--- start ---

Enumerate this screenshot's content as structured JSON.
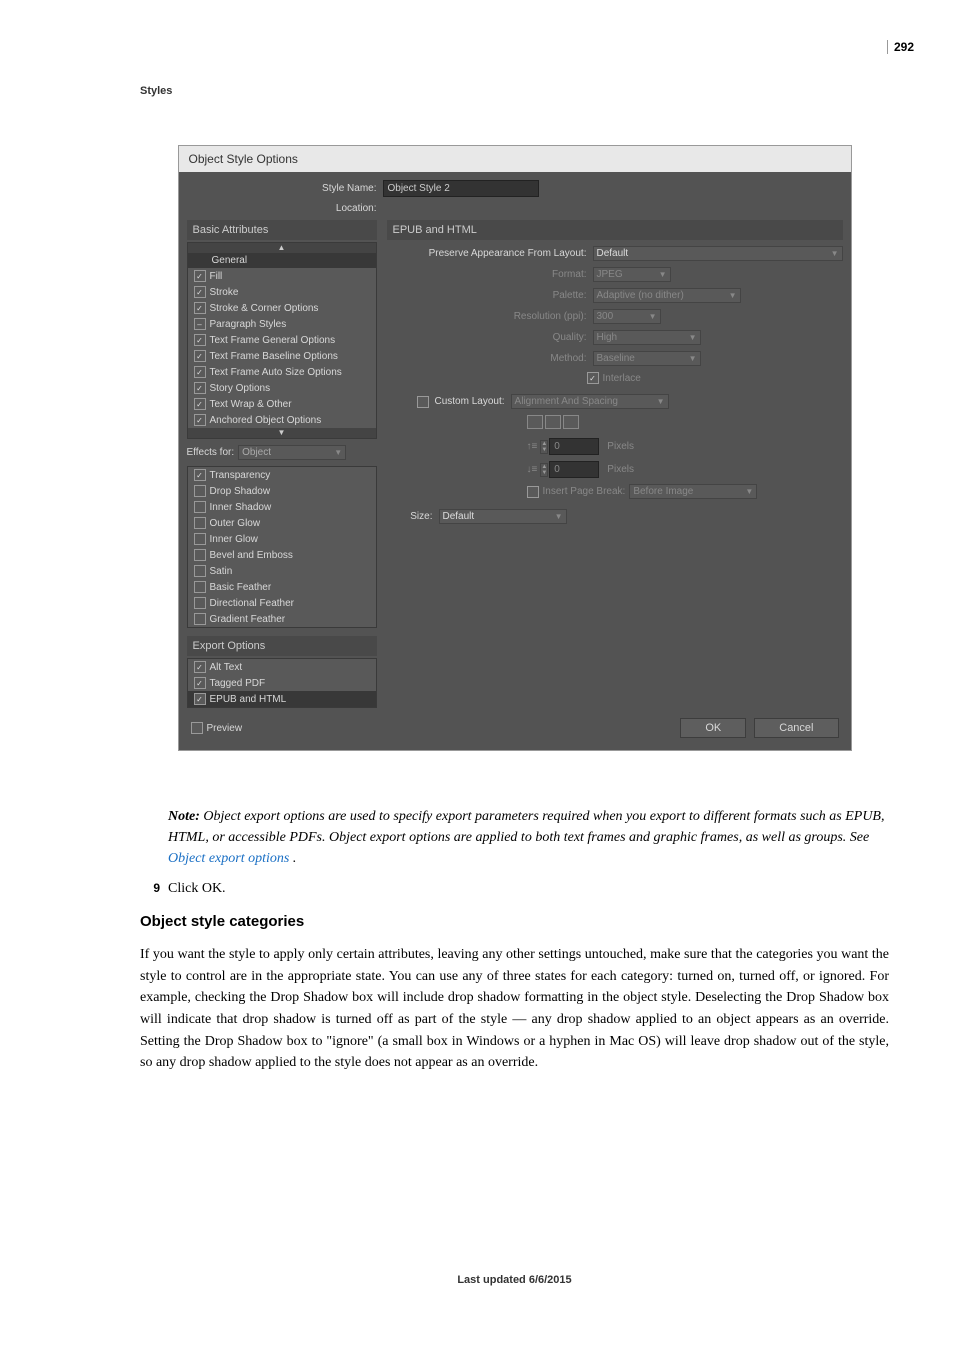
{
  "page_number": "292",
  "section_header": "Styles",
  "dialog": {
    "title": "Object Style Options",
    "style_name_label": "Style Name:",
    "style_name_value": "Object Style 2",
    "location_label": "Location:",
    "basic_attributes_header": "Basic Attributes",
    "basic_items": [
      {
        "label": "General",
        "state": "none",
        "selected": true
      },
      {
        "label": "Fill",
        "state": "on"
      },
      {
        "label": "Stroke",
        "state": "on"
      },
      {
        "label": "Stroke & Corner Options",
        "state": "on"
      },
      {
        "label": "Paragraph Styles",
        "state": "mixed"
      },
      {
        "label": "Text Frame General Options",
        "state": "on"
      },
      {
        "label": "Text Frame Baseline Options",
        "state": "on"
      },
      {
        "label": "Text Frame Auto Size Options",
        "state": "on"
      },
      {
        "label": "Story Options",
        "state": "on"
      },
      {
        "label": "Text Wrap & Other",
        "state": "on"
      },
      {
        "label": "Anchored Object Options",
        "state": "on"
      }
    ],
    "effects_for_label": "Effects for:",
    "effects_for_value": "Object",
    "effects_items": [
      {
        "label": "Transparency",
        "state": "on"
      },
      {
        "label": "Drop Shadow",
        "state": "off"
      },
      {
        "label": "Inner Shadow",
        "state": "off"
      },
      {
        "label": "Outer Glow",
        "state": "off"
      },
      {
        "label": "Inner Glow",
        "state": "off"
      },
      {
        "label": "Bevel and Emboss",
        "state": "off"
      },
      {
        "label": "Satin",
        "state": "off"
      },
      {
        "label": "Basic Feather",
        "state": "off"
      },
      {
        "label": "Directional Feather",
        "state": "off"
      },
      {
        "label": "Gradient Feather",
        "state": "off"
      }
    ],
    "export_options_header": "Export Options",
    "export_items": [
      {
        "label": "Alt Text",
        "state": "on"
      },
      {
        "label": "Tagged PDF",
        "state": "on"
      },
      {
        "label": "EPUB and HTML",
        "state": "on",
        "selected": true
      }
    ],
    "panel_title": "EPUB and HTML",
    "preserve_label": "Preserve Appearance From Layout:",
    "preserve_value": "Default",
    "format_label": "Format:",
    "format_value": "JPEG",
    "palette_label": "Palette:",
    "palette_value": "Adaptive (no dither)",
    "resolution_label": "Resolution (ppi):",
    "resolution_value": "300",
    "quality_label": "Quality:",
    "quality_value": "High",
    "method_label": "Method:",
    "method_value": "Baseline",
    "interlace_label": "Interlace",
    "custom_layout_label": "Custom Layout:",
    "custom_layout_value": "Alignment And Spacing",
    "spacing_before_value": "0",
    "spacing_after_value": "0",
    "pixels_label": "Pixels",
    "insert_break_label": "Insert Page Break:",
    "insert_break_value": "Before Image",
    "size_label": "Size:",
    "size_value": "Default",
    "preview_label": "Preview",
    "ok_label": "OK",
    "cancel_label": "Cancel"
  },
  "note": {
    "prefix": "Note:",
    "text1": " Object export options are used to specify export parameters required when you export to different formats such as EPUB, HTML, or accessible PDFs. Object export options are applied to both text frames and graphic frames, as well as groups. See ",
    "link": "Object export options",
    "text2": " ."
  },
  "step9_num": "9",
  "step9_text": "Click OK.",
  "h2": "Object style categories",
  "body": "If you want the style to apply only certain attributes, leaving any other settings untouched, make sure that the categories you want the style to control are in the appropriate state. You can use any of three states for each category: turned on, turned off, or ignored. For example, checking the Drop Shadow box will include drop shadow formatting in the object style. Deselecting the Drop Shadow box will indicate that drop shadow is turned off as part of the style — any drop shadow applied to an object appears as an override. Setting the Drop Shadow box to \"ignore\" (a small box in Windows or a hyphen in Mac OS) will leave drop shadow out of the style, so any drop shadow applied to the style does not appear as an override.",
  "updated": "Last updated 6/6/2015"
}
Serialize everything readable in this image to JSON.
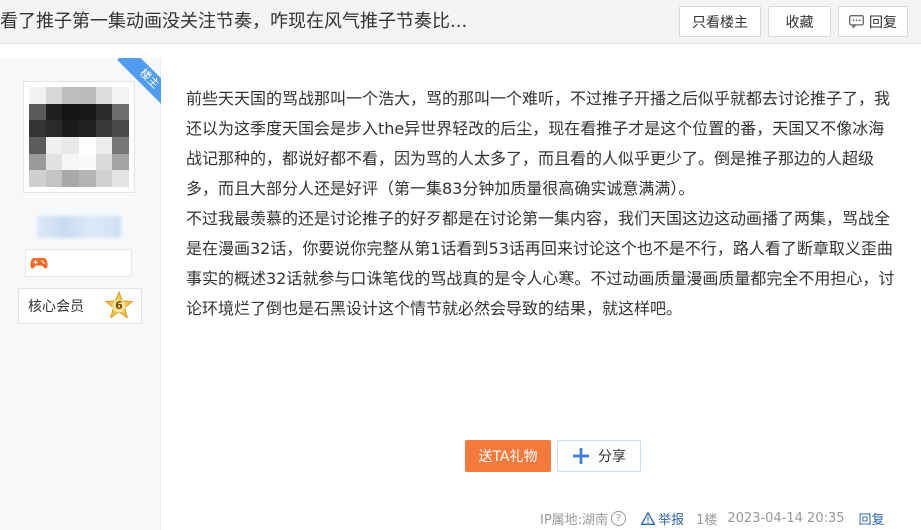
{
  "header": {
    "title": "看了推子第一集动画没关注节奏，咋现在风气推子节奏比...",
    "only_op_label": "只看楼主",
    "favorite_label": "收藏",
    "reply_label": "回复"
  },
  "user": {
    "op_tag": "楼主",
    "member_label": "核心会员",
    "level": "6",
    "badge_icon": "gamepad-icon"
  },
  "post": {
    "paragraphs": [
      "前些天天国的骂战那叫一个浩大，骂的那叫一个难听，不过推子开播之后似乎就都去讨论推子了，我还以为这季度天国会是步入the异世界轻改的后尘，现在看推子才是这个位置的番，天国又不像冰海战记那种的，都说好都不看，因为骂的人太多了，而且看的人似乎更少了。倒是推子那边的人超级多，而且大部分人还是好评（第一集83分钟加质量很高确实诚意满满）。",
      "不过我最羡慕的还是讨论推子的好歹都是在讨论第一集内容，我们天国这边这动画播了两集，骂战全是在漫画32话，你要说你完整从第1话看到53话再回来讨论这个也不是不行，路人看了断章取义歪曲事实的概述32话就参与口诛笔伐的骂战真的是令人心寒。不过动画质量漫画质量都完全不用担心，讨论环境烂了倒也是石黑设计这个情节就必然会导致的结果，就这样吧。"
    ]
  },
  "actions": {
    "gift_label": "送TA礼物",
    "share_label": "分享"
  },
  "meta": {
    "ip_location": "IP属地:湖南",
    "report_label": "举报",
    "floor": "1楼",
    "timestamp": "2023-04-14 20:35",
    "reply_label": "回复"
  },
  "colors": {
    "accent_blue": "#2d64b3",
    "gift_orange": "#f47a3c",
    "op_ribbon": "#4f9cf0"
  }
}
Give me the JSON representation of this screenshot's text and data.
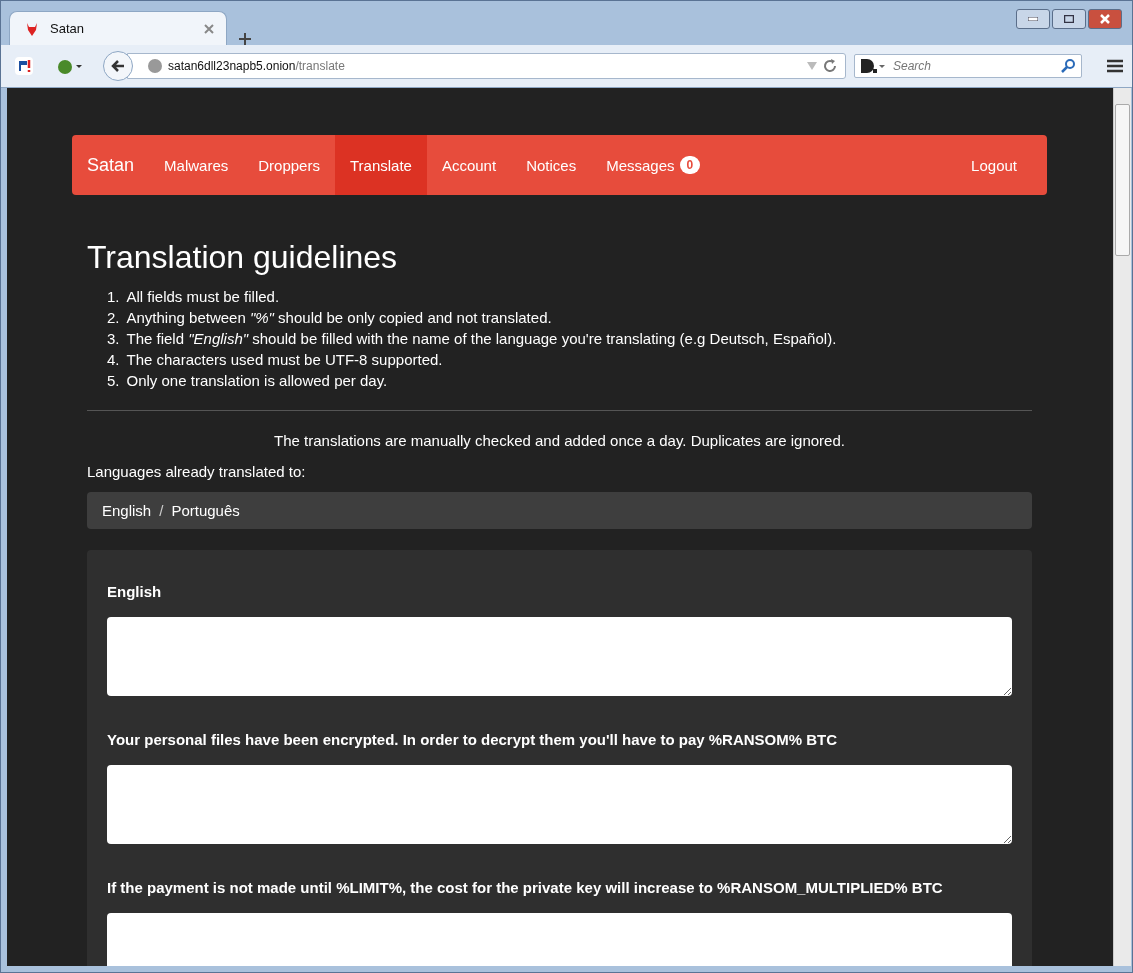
{
  "browser": {
    "tab_title": "Satan",
    "url_host": "satan6dll23napb5.onion",
    "url_path": "/translate",
    "search_placeholder": "Search"
  },
  "navbar": {
    "brand": "Satan",
    "items": [
      {
        "label": "Malwares",
        "selected": false
      },
      {
        "label": "Droppers",
        "selected": false
      },
      {
        "label": "Translate",
        "selected": true
      },
      {
        "label": "Account",
        "selected": false
      },
      {
        "label": "Notices",
        "selected": false
      },
      {
        "label": "Messages",
        "selected": false,
        "badge": "0"
      }
    ],
    "right_item": "Logout"
  },
  "heading": "Translation guidelines",
  "guidelines": [
    {
      "number": "1.",
      "text": "All fields must be filled."
    },
    {
      "number": "2.",
      "text": "Anything between *\"%\"* should be only copied and not translated."
    },
    {
      "number": "3.",
      "text": "The field *\"English\"* should be filled with the name of the language you're translating (e.g Deutsch, Español)."
    },
    {
      "number": "4.",
      "text": "The characters used must be UTF-8 supported."
    },
    {
      "number": "5.",
      "text": "Only one translation is allowed per day."
    }
  ],
  "notice": "The translations are manually checked and added once a day. Duplicates are ignored.",
  "languages_label": "Languages already translated to:",
  "languages": {
    "items": [
      "English",
      "Português"
    ],
    "separator": "/"
  },
  "form": {
    "fields": [
      {
        "label": "English"
      },
      {
        "label": "Your personal files have been encrypted. In order to decrypt them you'll have to pay %RANSOM% BTC"
      },
      {
        "label": "If the payment is not made until %LIMIT%, the cost for the private key will increase to %RANSOM_MULTIPLIED% BTC"
      }
    ]
  }
}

--- end ---

> **What is expected**
Across the records above, count the lines holding "General" and reply with that number alone.

> **Exercise solution**
2